INPUT MATERIAL:
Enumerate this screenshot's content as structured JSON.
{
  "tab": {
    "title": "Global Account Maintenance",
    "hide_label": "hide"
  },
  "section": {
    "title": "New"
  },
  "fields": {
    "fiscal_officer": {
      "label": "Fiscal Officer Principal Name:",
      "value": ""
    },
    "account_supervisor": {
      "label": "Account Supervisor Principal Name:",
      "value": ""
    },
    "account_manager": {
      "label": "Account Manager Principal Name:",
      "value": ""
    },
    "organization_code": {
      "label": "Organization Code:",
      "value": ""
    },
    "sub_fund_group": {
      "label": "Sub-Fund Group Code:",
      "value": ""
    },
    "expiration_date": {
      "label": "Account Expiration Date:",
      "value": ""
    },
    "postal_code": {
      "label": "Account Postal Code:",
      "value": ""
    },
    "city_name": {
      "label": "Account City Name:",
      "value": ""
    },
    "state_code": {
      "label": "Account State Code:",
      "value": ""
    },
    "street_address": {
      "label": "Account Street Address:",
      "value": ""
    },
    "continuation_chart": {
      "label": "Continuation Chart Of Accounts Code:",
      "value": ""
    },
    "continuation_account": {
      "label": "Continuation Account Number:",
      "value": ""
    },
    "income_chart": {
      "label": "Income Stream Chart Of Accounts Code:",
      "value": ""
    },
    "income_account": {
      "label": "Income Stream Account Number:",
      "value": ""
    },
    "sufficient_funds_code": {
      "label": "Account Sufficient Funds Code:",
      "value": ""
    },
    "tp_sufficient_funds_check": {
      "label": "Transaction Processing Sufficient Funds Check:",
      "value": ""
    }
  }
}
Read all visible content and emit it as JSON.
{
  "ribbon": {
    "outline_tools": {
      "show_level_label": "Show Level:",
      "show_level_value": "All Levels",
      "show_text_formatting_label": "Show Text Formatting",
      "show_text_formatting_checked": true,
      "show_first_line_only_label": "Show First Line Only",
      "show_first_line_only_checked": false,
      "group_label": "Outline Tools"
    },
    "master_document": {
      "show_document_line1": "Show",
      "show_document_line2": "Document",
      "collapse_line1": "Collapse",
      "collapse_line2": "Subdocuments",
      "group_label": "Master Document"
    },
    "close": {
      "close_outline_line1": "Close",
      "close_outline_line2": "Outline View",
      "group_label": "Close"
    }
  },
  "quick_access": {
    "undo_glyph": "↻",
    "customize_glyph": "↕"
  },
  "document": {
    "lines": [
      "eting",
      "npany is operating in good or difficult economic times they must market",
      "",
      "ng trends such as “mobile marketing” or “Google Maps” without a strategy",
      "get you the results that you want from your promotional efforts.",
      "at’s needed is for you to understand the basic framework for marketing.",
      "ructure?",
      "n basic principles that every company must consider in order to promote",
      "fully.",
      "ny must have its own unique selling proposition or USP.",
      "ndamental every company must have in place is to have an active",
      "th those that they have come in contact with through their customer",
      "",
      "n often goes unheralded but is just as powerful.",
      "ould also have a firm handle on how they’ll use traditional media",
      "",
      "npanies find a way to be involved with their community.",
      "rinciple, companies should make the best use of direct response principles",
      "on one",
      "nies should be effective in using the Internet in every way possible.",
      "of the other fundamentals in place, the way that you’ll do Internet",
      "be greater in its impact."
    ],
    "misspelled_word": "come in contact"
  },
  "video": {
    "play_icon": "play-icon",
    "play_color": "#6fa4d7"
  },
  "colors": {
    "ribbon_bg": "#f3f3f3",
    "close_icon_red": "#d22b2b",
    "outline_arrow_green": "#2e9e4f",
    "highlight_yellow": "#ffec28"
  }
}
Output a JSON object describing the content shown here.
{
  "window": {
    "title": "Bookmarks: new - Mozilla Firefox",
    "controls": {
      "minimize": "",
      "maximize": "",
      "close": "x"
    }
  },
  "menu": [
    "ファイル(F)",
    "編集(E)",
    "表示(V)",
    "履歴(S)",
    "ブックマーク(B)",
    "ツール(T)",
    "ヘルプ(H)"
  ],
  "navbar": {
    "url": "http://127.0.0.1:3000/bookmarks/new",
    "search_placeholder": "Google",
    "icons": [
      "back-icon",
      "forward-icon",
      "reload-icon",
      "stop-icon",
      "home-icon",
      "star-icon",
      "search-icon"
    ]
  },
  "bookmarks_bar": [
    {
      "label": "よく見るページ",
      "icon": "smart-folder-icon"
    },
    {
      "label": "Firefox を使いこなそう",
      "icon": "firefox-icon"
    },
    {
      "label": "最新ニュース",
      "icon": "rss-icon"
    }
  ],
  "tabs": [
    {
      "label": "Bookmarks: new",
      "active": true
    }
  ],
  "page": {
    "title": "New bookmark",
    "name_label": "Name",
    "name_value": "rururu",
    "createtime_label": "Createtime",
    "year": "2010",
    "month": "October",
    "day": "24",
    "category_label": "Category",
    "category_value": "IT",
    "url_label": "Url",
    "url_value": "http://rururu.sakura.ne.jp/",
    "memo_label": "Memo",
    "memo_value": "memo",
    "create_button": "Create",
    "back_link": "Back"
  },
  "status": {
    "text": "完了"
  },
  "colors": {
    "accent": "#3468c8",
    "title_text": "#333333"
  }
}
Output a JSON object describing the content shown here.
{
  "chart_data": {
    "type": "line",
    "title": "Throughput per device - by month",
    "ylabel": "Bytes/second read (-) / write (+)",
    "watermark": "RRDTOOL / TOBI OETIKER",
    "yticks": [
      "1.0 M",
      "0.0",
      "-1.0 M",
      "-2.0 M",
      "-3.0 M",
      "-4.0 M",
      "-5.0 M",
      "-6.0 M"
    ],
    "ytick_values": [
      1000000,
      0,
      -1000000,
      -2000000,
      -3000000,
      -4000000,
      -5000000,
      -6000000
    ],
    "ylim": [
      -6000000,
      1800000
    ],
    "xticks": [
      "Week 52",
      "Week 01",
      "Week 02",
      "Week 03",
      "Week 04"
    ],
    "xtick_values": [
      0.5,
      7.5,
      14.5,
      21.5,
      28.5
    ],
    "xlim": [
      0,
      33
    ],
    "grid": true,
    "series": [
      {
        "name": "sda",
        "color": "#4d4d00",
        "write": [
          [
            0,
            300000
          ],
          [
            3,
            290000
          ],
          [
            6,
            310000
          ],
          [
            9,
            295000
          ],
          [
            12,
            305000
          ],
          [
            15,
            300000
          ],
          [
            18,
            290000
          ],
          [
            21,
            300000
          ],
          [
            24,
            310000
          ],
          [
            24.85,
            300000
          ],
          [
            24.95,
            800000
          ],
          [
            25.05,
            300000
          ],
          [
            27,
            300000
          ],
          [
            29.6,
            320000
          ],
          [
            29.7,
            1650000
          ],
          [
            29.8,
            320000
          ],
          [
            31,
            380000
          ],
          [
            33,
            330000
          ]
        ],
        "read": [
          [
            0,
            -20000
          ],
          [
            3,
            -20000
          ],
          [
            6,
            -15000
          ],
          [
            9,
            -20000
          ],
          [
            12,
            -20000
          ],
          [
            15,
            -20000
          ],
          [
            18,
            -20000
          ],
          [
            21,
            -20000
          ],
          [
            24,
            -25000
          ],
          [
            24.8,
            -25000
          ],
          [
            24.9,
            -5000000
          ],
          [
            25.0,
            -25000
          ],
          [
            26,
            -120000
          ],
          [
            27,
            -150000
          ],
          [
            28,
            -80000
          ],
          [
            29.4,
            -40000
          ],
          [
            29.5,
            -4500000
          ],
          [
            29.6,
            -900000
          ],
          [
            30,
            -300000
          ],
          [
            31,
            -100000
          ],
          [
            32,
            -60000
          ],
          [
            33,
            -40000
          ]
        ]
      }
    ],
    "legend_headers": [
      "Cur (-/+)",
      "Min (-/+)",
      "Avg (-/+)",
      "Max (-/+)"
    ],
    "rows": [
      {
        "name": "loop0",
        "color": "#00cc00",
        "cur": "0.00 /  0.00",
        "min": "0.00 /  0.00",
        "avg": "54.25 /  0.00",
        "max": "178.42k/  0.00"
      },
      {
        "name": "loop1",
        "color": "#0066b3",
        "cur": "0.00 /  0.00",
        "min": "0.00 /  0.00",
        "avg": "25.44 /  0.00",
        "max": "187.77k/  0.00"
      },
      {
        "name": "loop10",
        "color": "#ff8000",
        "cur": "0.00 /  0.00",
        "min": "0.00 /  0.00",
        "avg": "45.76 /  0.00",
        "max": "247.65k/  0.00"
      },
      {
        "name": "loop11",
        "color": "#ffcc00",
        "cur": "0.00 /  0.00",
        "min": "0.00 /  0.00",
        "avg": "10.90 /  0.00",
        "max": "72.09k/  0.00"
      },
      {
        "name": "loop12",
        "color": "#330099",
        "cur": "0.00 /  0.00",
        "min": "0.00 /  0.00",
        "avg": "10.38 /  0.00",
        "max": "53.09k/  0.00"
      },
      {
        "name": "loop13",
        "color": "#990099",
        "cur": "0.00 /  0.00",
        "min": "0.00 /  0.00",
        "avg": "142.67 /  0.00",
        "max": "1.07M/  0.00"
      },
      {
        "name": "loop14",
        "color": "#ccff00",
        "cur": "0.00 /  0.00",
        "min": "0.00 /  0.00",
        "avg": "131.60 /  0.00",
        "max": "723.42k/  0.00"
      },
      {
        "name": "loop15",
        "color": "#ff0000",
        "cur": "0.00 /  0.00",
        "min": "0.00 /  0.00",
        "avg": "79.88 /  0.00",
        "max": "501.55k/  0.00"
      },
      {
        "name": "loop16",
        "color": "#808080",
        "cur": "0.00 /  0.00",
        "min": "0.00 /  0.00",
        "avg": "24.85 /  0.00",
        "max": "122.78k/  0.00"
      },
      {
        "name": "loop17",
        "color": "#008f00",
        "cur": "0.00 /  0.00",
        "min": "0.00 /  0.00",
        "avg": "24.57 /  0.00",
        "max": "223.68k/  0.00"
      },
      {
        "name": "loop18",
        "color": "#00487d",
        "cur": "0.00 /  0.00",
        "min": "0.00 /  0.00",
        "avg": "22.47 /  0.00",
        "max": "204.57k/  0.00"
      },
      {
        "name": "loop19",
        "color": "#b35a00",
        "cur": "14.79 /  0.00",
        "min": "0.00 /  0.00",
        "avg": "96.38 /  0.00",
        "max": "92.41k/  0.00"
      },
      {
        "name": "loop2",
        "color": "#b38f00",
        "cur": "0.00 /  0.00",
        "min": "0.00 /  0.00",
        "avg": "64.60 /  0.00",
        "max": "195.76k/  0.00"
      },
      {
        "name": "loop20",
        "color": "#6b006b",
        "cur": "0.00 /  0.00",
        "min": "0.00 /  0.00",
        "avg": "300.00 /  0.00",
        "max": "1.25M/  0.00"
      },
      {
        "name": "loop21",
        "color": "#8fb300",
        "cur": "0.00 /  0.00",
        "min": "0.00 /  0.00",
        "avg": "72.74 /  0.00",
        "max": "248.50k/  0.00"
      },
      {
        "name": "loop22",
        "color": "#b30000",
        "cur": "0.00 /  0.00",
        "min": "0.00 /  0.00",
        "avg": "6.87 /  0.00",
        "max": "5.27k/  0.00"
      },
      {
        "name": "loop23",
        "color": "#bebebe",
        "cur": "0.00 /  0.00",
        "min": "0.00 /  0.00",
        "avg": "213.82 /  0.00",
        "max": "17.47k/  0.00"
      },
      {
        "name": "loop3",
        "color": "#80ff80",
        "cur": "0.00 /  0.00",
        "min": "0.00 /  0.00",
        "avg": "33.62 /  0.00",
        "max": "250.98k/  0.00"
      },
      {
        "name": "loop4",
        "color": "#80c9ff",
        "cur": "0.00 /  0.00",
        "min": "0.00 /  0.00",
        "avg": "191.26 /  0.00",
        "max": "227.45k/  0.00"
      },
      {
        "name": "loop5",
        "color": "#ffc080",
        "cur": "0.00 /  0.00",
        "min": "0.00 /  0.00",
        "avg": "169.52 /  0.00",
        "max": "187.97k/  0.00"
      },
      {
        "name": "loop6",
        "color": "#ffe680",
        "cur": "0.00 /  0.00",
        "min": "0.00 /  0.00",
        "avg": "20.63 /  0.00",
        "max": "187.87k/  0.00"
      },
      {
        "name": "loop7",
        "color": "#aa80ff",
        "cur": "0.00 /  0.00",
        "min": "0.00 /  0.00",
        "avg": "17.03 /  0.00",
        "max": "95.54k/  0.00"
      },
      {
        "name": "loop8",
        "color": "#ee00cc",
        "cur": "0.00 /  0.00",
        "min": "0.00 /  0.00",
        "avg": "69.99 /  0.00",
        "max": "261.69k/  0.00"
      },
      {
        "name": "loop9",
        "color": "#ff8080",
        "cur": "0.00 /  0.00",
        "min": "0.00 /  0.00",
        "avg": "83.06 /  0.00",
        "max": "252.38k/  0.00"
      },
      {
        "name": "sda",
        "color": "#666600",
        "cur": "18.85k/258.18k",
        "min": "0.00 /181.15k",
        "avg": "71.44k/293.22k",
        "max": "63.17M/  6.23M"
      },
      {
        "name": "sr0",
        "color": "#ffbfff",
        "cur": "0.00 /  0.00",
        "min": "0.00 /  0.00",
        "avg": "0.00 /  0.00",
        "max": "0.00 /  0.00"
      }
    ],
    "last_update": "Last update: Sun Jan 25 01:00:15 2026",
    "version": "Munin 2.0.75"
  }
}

WORK TO BE COMPLETED: Take every line from the data that contains the word "company".

RESPONSE BELOW:
      "n basic principles that every company must consider in order to promote",
      "ndamental every company must have in place is to have an active",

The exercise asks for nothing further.